## THE PROBLEM
List each line of the data that holds the string "title", please.

● ● ●

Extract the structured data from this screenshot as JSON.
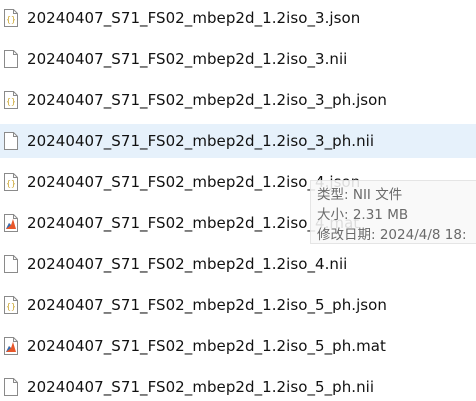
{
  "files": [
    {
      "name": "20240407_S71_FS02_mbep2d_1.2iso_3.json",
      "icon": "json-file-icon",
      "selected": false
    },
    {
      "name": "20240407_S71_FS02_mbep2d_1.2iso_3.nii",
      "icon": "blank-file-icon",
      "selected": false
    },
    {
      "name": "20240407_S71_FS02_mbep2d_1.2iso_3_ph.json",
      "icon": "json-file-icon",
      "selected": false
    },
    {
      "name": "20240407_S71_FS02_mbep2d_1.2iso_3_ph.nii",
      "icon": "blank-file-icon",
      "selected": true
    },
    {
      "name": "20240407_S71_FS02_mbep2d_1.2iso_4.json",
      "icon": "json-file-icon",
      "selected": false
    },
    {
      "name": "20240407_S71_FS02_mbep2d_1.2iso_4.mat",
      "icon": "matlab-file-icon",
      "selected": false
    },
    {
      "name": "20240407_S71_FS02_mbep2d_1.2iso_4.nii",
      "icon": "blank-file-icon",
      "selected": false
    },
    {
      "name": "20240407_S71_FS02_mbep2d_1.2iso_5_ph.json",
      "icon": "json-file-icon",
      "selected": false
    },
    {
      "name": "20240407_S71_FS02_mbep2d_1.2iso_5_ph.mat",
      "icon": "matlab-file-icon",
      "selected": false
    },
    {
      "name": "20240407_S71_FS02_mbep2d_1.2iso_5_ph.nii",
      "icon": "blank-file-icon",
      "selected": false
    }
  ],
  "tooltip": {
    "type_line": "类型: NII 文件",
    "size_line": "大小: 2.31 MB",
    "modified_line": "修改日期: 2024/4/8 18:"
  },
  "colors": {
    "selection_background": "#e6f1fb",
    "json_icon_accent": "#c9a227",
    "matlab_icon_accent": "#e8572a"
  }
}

● ● ●

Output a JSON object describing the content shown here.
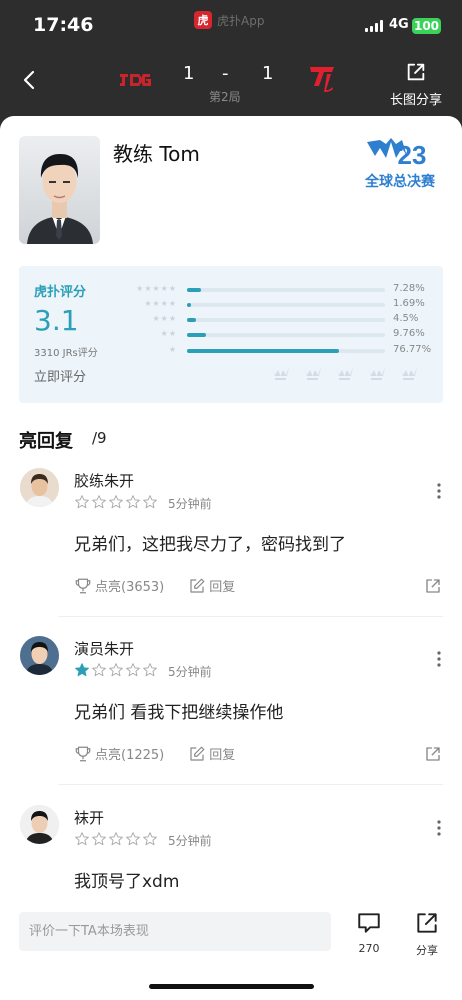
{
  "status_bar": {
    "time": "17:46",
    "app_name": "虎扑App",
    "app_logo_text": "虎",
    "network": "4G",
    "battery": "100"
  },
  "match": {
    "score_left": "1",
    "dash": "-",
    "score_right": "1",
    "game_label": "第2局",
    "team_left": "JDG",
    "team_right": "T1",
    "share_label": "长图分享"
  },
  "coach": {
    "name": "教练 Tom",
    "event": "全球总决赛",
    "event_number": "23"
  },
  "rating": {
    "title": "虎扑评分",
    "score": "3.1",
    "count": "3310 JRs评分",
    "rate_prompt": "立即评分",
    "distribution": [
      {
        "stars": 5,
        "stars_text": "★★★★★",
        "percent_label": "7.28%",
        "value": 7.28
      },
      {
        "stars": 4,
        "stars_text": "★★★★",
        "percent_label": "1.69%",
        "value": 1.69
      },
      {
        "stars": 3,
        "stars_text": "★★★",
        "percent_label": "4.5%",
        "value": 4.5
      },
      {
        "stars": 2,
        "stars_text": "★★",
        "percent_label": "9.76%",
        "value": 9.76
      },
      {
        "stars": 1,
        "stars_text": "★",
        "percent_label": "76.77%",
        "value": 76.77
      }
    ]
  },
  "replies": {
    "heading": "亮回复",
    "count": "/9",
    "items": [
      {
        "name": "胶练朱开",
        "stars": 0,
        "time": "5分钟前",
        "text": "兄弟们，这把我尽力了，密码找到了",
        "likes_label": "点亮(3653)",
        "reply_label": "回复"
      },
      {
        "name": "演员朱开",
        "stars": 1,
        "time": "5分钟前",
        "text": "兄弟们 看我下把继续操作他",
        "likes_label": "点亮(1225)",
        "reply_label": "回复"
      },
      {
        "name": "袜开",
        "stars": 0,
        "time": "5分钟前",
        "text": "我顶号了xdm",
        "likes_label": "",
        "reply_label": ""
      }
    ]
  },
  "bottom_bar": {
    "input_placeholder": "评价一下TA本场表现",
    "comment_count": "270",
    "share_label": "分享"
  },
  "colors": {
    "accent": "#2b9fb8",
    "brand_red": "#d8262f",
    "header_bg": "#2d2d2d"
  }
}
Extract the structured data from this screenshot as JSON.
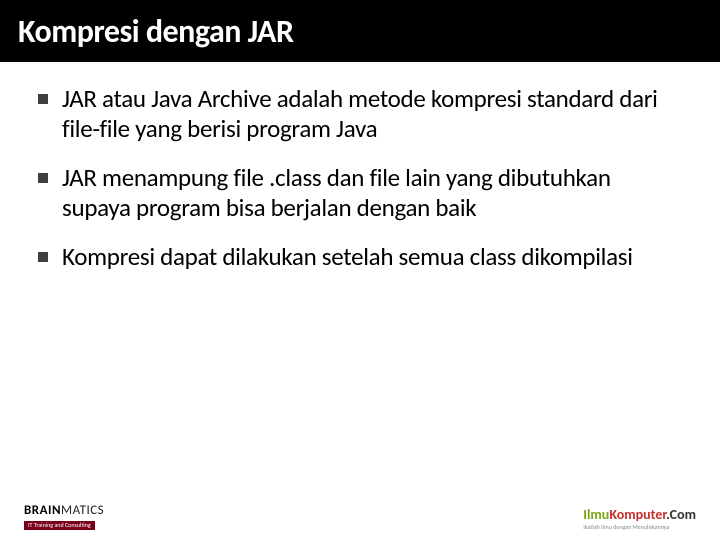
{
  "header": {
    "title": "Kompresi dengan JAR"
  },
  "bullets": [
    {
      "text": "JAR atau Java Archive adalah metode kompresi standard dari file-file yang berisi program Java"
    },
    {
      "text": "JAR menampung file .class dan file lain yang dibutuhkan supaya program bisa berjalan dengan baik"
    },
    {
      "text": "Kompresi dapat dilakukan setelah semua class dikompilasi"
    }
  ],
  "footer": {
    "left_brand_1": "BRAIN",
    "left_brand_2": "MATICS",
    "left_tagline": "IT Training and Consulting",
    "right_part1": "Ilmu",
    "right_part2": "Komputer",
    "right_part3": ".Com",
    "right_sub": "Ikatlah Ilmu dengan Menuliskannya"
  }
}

● ● ●

## RESPONSE TO THIS EXERCISE
    "title": "虎扑评分",
    "title": "Kompresi dengan JAR"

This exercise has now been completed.